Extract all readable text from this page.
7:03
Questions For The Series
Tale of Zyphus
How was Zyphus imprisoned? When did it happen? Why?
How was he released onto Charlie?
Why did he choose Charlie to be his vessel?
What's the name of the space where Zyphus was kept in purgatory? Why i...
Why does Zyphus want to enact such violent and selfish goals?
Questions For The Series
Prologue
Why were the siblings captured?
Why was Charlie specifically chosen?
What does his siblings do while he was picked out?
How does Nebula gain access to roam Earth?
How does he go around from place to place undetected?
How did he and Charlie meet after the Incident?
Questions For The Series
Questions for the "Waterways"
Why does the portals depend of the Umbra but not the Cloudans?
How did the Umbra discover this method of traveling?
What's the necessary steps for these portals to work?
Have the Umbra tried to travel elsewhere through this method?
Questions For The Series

▶ [STATED GOAL]
Copy the data above in full, character for character.

▶ [WRITTEN ANSWER]
Extract all readable text from this page.
7:03
Questions For The Series
Tale of Zyphus
How was Zyphus imprisoned? When did it happen? Why?
How was he released onto Charlie?
Why did he choose Charlie to be his vessel?
What's the name of the space where Zyphus was kept in purgatory? Why i...
Why does Zyphus want to enact such violent and selfish goals?
Questions For The Series
Prologue
Why were the siblings captured?
Why was Charlie specifically chosen?
What does his siblings do while he was picked out?
How does Nebula gain access to roam Earth?
How does he go around from place to place undetected?
How did he and Charlie meet after the Incident?
Questions For The Series
Questions for the "Waterways"
Why does the portals depend of the Umbra but not the Cloudans?
How did the Umbra discover this method of traveling?
What's the necessary steps for these portals to work?
Have the Umbra tried to travel elsewhere through this method?
Questions For The Series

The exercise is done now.